■ AIM ■
Work out how many lines of the listing hold the string "heading", then answer with that number and nothing else.

■ PROVIDED DATA ■
====================
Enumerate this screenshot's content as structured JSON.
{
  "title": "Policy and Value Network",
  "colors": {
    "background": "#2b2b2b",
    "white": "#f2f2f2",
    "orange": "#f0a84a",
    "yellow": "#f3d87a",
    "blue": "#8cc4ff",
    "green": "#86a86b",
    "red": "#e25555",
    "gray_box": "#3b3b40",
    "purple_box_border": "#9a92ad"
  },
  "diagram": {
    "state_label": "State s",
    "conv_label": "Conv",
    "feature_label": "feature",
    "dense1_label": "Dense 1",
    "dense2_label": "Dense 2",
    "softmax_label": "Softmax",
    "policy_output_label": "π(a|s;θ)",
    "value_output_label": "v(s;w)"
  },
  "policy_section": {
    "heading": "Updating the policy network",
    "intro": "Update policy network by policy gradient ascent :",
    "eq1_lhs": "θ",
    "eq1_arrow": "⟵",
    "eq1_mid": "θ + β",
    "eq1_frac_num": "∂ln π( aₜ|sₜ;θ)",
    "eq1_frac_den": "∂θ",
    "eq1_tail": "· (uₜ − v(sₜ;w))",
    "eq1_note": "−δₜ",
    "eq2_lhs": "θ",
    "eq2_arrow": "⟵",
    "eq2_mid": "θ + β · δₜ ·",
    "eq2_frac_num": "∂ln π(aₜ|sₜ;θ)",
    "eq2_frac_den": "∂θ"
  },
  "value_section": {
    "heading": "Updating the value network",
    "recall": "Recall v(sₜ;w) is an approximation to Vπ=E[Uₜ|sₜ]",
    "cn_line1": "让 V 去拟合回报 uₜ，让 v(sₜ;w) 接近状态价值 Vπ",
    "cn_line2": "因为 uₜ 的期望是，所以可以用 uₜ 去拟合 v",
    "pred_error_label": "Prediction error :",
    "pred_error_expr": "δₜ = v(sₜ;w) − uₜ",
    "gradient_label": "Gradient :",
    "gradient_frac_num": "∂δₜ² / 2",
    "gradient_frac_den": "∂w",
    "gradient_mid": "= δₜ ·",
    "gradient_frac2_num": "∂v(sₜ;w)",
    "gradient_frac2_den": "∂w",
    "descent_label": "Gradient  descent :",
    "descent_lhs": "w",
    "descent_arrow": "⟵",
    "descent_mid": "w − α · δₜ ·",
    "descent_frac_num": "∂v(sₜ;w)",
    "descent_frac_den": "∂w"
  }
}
====================
■ EXERCISE SOLUTION ■
2